■ EXERCISE AIM ■
Count the lines in the data below that contain the string "Models", where case matters, and reply with the number alone.

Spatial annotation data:
--- BEGIN ---
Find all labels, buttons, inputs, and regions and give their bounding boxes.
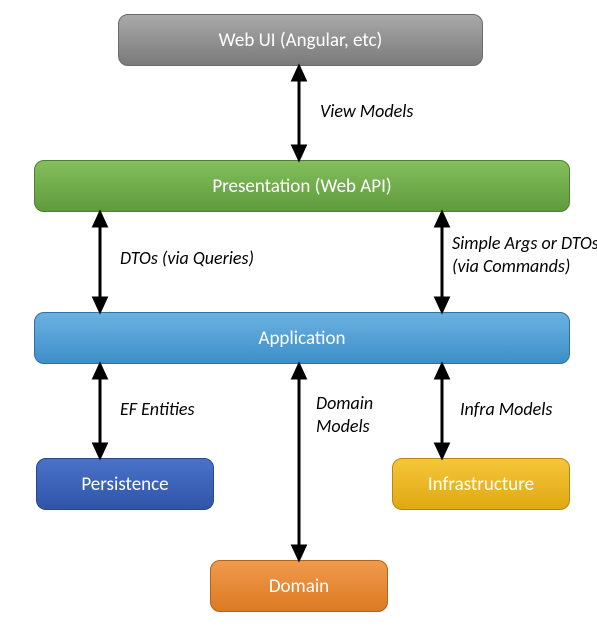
node-presentation-label: Presentation (Web API): [212, 175, 391, 198]
node-infrastructure-label: Infrastructure: [428, 473, 534, 496]
node-application: Application: [34, 312, 570, 364]
node-domain-label: Domain: [269, 575, 329, 598]
node-persistence-label: Persistence: [81, 473, 168, 496]
node-webui: Web UI (Angular, etc): [118, 14, 483, 66]
edge-label-domain-models: Domain Models: [316, 392, 373, 437]
edge-label-dtos-queries: DTOs (via Queries): [120, 247, 254, 270]
node-domain: Domain: [210, 560, 388, 612]
edge-label-view-models: View Models: [320, 100, 413, 123]
node-webui-label: Web UI (Angular, etc): [219, 29, 383, 52]
edge-label-ef-entities: EF Entities: [120, 398, 195, 421]
edge-label-args-dtos: Simple Args or DTOs (via Commands): [452, 232, 597, 277]
edge-label-infra-models: Infra Models: [460, 398, 552, 421]
node-application-label: Application: [258, 327, 345, 350]
node-persistence: Persistence: [36, 458, 214, 510]
node-infrastructure: Infrastructure: [392, 458, 570, 510]
node-presentation: Presentation (Web API): [34, 160, 570, 212]
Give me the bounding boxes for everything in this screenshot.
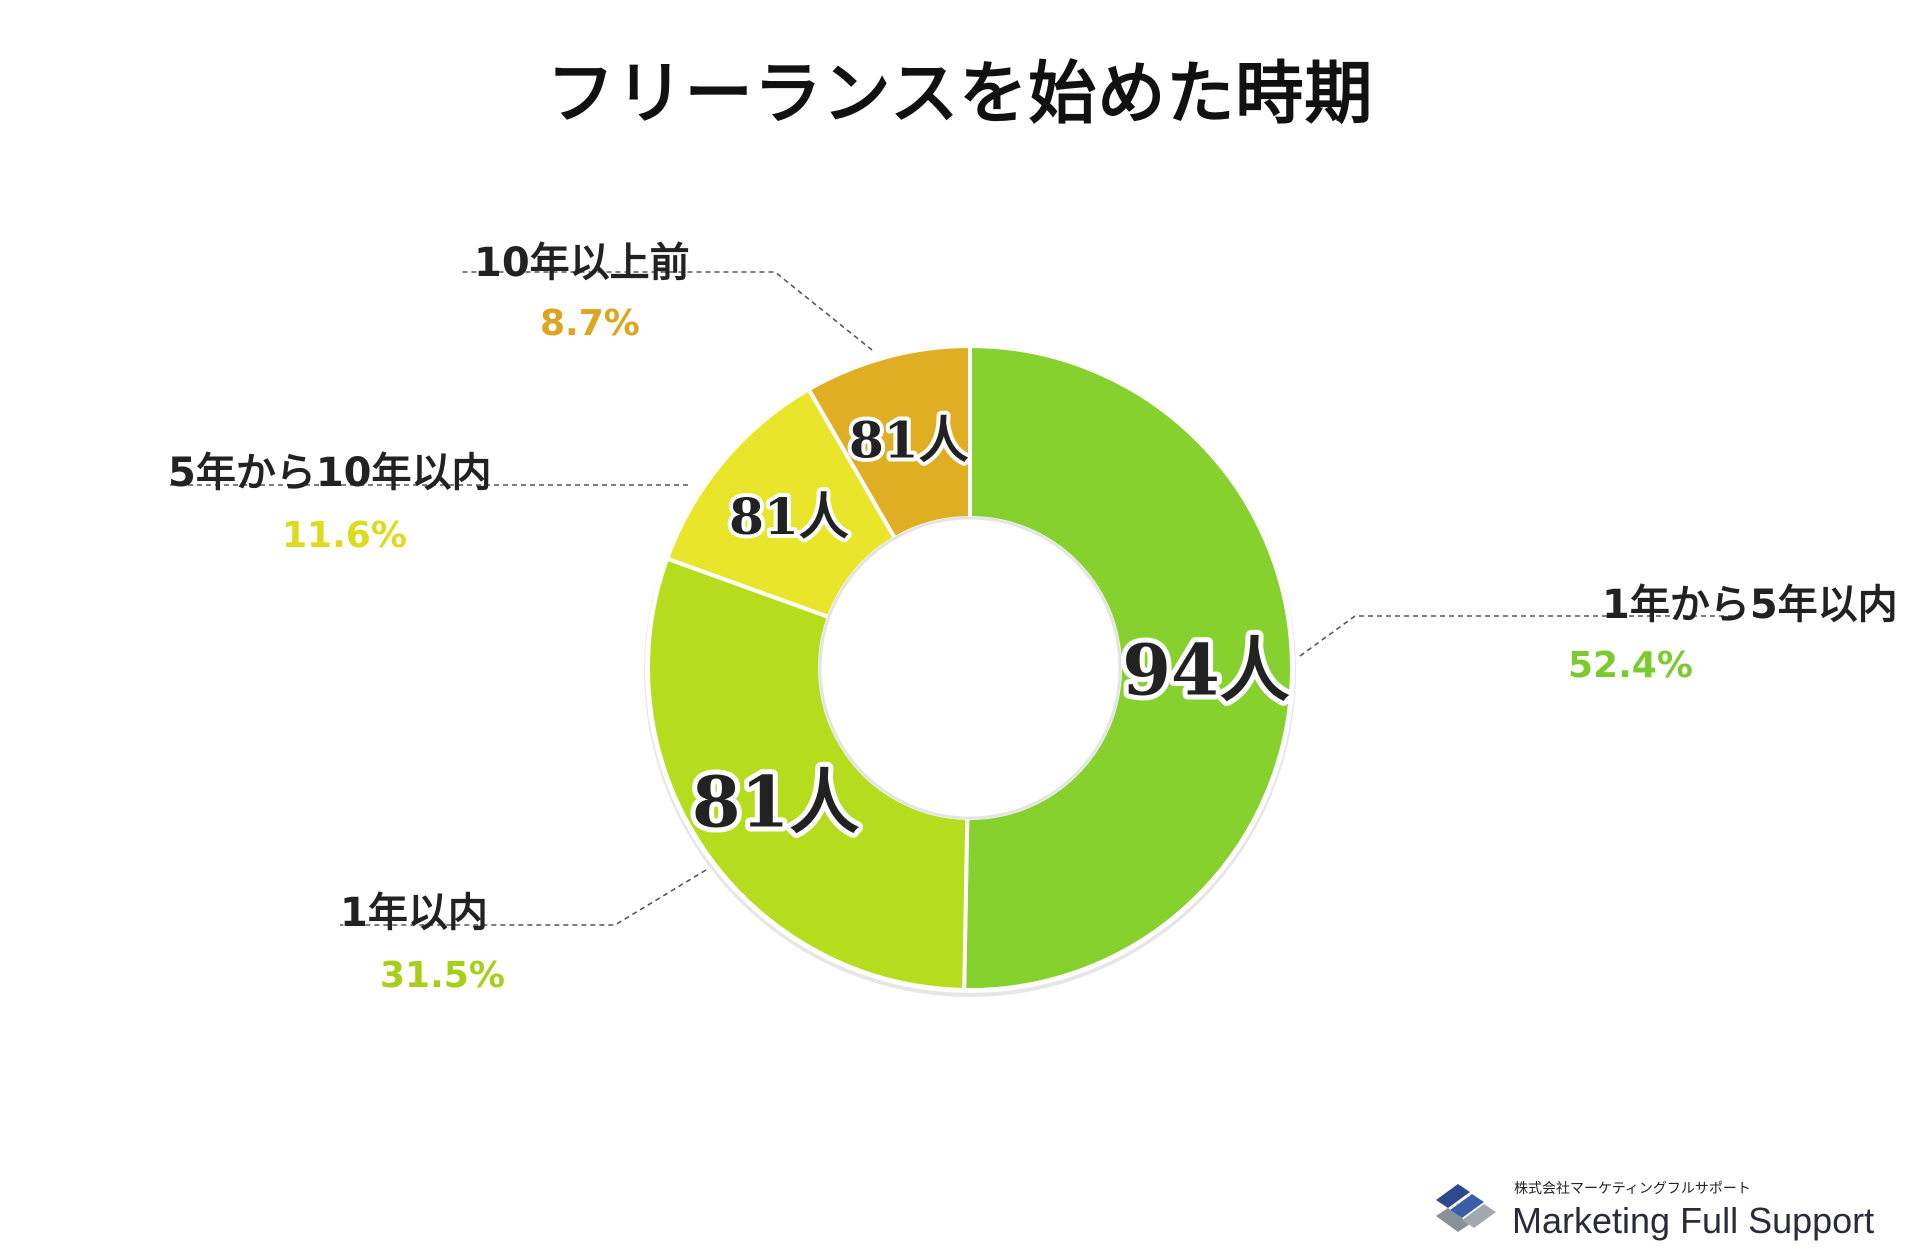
--- END ---
■ COMPLETE ANSWER ■
3